┌──

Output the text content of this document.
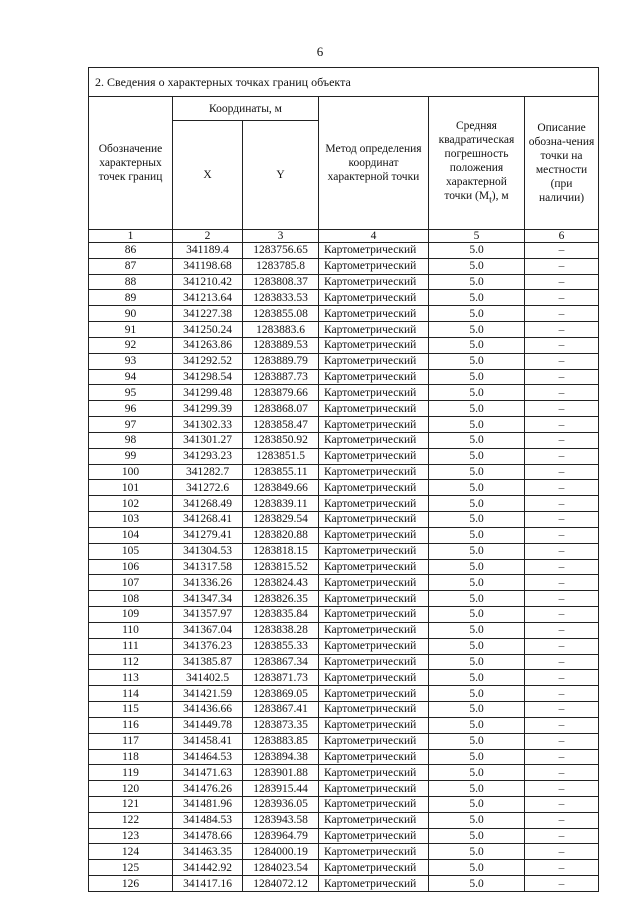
6
2. Сведения о характерных точках границ объекта					
Обозначение характерных точек границ	Координаты, м		Метод определения координат характерной точки	Средняя квадратическая погрешность положения характерной точки $(M_t)$, м	Описание обозна-чения точки на местности (при наличии)
	X	Y			
1	2	3	4	5	6
86	341189.4	1283756.65	Картометрический	5.0	–
87	341198.68	1283785.8	Картометрический	5.0	–
88	341210.42	1283808.37	Картометрический	5.0	–
89	341213.64	1283833.53	Картометрический	5.0	–
90	341227.38	1283855.08	Картометрический	5.0	–
91	341250.24	1283883.6	Картометрический	5.0	–
92	341263.86	1283889.53	Картометрический	5.0	–
93	341292.52	1283889.79	Картометрический	5.0	–
94	341298.54	1283887.73	Картометрический	5.0	–
95	341299.48	1283879.66	Картометрический	5.0	–
96	341299.39	1283868.07	Картометрический	5.0	–
97	341302.33	1283858.47	Картометрический	5.0	–
98	341301.27	1283850.92	Картометрический	5.0	–
99	341293.23	1283851.5	Картометрический	5.0	–
100	341282.7	1283855.11	Картометрический	5.0	–
101	341272.6	1283849.66	Картометрический	5.0	–
102	341268.49	1283839.11	Картометрический	5.0	–
103	341268.41	1283829.54	Картометрический	5.0	–
104	341279.41	1283820.88	Картометрический	5.0	–
105	341304.53	1283818.15	Картометрический	5.0	–
106	341317.58	1283815.52	Картометрический	5.0	–
107	341336.26	1283824.43	Картометрический	5.0	–
108	341347.34	1283826.35	Картометрический	5.0	–
109	341357.97	1283835.84	Картометрический	5.0	–
110	341367.04	1283838.28	Картометрический	5.0	–
111	341376.23	1283855.33	Картометрический	5.0	–
112	341385.87	1283867.34	Картометрический	5.0	–
113	341402.5	1283871.73	Картометрический	5.0	–
114	341421.59	1283869.05	Картометрический	5.0	–
115	341436.66	1283867.41	Картометрический	5.0	–
116	341449.78	1283873.35	Картометрический	5.0	–
117	341458.41	1283883.85	Картометрический	5.0	–
118	341464.53	1283894.38	Картометрический	5.0	–
119	341471.63	1283901.88	Картометрический	5.0	–
120	341476.26	1283915.44	Картометрический	5.0	–
121	341481.96	1283936.05	Картометрический	5.0	–
122	341484.53	1283943.58	Картометрический	5.0	–
123	341478.66	1283964.79	Картометрический	5.0	–
124	341463.35	1284000.19	Картометрический	5.0	–
125	341442.92	1284023.54	Картометрический	5.0	–
126	341417.16	1284072.12	Картометрический	5.0	–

└──

▶ WHAT TO PRODUCE
Please write out all the data again word for word, but not the pictures.

▶ FULL OUTPUT
Output the text content of this document.
6
2. Сведения о характерных точках границ объекта					
Обозначение характерных точек границ	Координаты, м		Метод определения координат характерной точки	Средняя квадратическая погрешность положения характерной точки $(M_t)$, м	Описание обозна-чения точки на местности (при наличии)
	X	Y			
1	2	3	4	5	6
86	341189.4	1283756.65	Картометрический	5.0	–
87	341198.68	1283785.8	Картометрический	5.0	–
88	341210.42	1283808.37	Картометрический	5.0	–
89	341213.64	1283833.53	Картометрический	5.0	–
90	341227.38	1283855.08	Картометрический	5.0	–
91	341250.24	1283883.6	Картометрический	5.0	–
92	341263.86	1283889.53	Картометрический	5.0	–
93	341292.52	1283889.79	Картометрический	5.0	–
94	341298.54	1283887.73	Картометрический	5.0	–
95	341299.48	1283879.66	Картометрический	5.0	–
96	341299.39	1283868.07	Картометрический	5.0	–
97	341302.33	1283858.47	Картометрический	5.0	–
98	341301.27	1283850.92	Картометрический	5.0	–
99	341293.23	1283851.5	Картометрический	5.0	–
100	341282.7	1283855.11	Картометрический	5.0	–
101	341272.6	1283849.66	Картометрический	5.0	–
102	341268.49	1283839.11	Картометрический	5.0	–
103	341268.41	1283829.54	Картометрический	5.0	–
104	341279.41	1283820.88	Картометрический	5.0	–
105	341304.53	1283818.15	Картометрический	5.0	–
106	341317.58	1283815.52	Картометрический	5.0	–
107	341336.26	1283824.43	Картометрический	5.0	–
108	341347.34	1283826.35	Картометрический	5.0	–
109	341357.97	1283835.84	Картометрический	5.0	–
110	341367.04	1283838.28	Картометрический	5.0	–
111	341376.23	1283855.33	Картометрический	5.0	–
112	341385.87	1283867.34	Картометрический	5.0	–
113	341402.5	1283871.73	Картометрический	5.0	–
114	341421.59	1283869.05	Картометрический	5.0	–
115	341436.66	1283867.41	Картометрический	5.0	–
116	341449.78	1283873.35	Картометрический	5.0	–
117	341458.41	1283883.85	Картометрический	5.0	–
118	341464.53	1283894.38	Картометрический	5.0	–
119	341471.63	1283901.88	Картометрический	5.0	–
120	341476.26	1283915.44	Картометрический	5.0	–
121	341481.96	1283936.05	Картометрический	5.0	–
122	341484.53	1283943.58	Картометрический	5.0	–
123	341478.66	1283964.79	Картометрический	5.0	–
124	341463.35	1284000.19	Картометрический	5.0	–
125	341442.92	1284023.54	Картометрический	5.0	–
126	341417.16	1284072.12	Картометрический	5.0	–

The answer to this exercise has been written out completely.